*PASSAGE TO READ*:

>>>

Existing network verification languages (e.g., NetKAT) lack expressive power to model cyclic control flow, finite-state variables, nondeterminism, and explicit stack operations (e.g., push/pop), limiting precise verification of packet parsing, source routing, and programmable telemetry. This paper introduces StacKAT—the first network verification language supporting explicit stack manipulation and infinite-state modeling. Our approach integrates stack-machine semantics into a Kleene algebraic framework, enabling faithful representation of protocol-level stateful behaviors. Key contributions include: (1) a novel language design grounded in stack-machine semantics; (2) the first sound and complete axiomatization of stack-augmented Kleene algebra; and (3) a decidable equivalence-checking algorithm based on finite automata, capable of generating counterexamples. StacKAT overcomes fundamental expressiveness barriers of prior languages in modeling infinite-state network behaviors, providing both a rigorous theoretical foundation and practical tool support for end-to-end property verification of complex network protocols.

<<<

*DATA FOR REVIEW*:
>>>

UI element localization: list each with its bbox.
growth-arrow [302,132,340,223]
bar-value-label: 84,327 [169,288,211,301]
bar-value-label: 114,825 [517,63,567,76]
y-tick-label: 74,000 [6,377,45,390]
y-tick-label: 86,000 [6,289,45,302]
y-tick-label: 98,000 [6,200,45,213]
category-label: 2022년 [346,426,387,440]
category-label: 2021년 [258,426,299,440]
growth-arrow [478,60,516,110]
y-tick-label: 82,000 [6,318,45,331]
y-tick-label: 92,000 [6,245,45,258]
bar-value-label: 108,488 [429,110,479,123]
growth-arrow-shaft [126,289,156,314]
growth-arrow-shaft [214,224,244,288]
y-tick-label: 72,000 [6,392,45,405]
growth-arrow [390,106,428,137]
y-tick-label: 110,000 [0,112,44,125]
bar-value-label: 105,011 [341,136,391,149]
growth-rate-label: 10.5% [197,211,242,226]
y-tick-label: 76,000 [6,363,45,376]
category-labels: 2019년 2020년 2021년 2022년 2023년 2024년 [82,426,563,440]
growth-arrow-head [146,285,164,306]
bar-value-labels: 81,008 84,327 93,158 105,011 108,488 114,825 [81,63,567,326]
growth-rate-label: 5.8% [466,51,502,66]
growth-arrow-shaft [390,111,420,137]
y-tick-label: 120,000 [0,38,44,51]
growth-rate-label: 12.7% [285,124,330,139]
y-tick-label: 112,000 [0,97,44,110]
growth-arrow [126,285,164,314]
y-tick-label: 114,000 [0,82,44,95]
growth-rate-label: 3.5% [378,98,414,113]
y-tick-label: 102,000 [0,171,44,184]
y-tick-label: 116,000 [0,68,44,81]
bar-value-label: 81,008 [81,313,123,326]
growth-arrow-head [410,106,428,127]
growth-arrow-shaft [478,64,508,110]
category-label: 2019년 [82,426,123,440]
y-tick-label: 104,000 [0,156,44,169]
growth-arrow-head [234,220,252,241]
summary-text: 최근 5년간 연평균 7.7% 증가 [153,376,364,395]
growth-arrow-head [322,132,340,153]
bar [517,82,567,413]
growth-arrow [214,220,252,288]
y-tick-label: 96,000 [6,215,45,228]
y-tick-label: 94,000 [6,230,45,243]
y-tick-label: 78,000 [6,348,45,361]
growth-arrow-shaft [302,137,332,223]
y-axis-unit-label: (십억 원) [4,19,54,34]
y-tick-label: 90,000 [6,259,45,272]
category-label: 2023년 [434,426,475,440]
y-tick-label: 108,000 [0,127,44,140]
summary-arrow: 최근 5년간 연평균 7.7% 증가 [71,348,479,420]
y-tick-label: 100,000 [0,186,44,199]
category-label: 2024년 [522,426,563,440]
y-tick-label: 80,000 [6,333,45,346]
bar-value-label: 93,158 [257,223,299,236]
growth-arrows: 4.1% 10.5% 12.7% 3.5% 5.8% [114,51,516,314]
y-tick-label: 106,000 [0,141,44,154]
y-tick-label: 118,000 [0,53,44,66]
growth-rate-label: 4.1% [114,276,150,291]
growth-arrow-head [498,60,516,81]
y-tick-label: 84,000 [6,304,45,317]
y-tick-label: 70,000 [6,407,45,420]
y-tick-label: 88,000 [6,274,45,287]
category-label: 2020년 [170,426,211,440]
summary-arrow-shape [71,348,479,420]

<<<

*TASK TO COMPLETE*:
Supply what comes next in the passage on StacKAT, picking up after its final sentence.

*WRITTEN ANSWER*:
We develop StacKAT, a network verification language featuring loops, finite state variables, nondeterminism, and---most importantly---access to a stack with accompanying push and pop operations. By viewing the variables and stack as the (parsed) headers and (to-be-parsed) contents of a network packet, StacKAT can express a wide range of network behaviors including parsing, source routing, and telemetry. These behaviors are difficult or impossible to model using existing languages like NetKAT. We develop a decision procedure for StacKAT program equivalence, based on finite automata. This decision procedure provides the theoretical basis for verifying network-wide properties and is able to provide counterexamples for inequivalent programs. Finally, we provide an axiomatization of StacKAT equivalence and establish its completeness.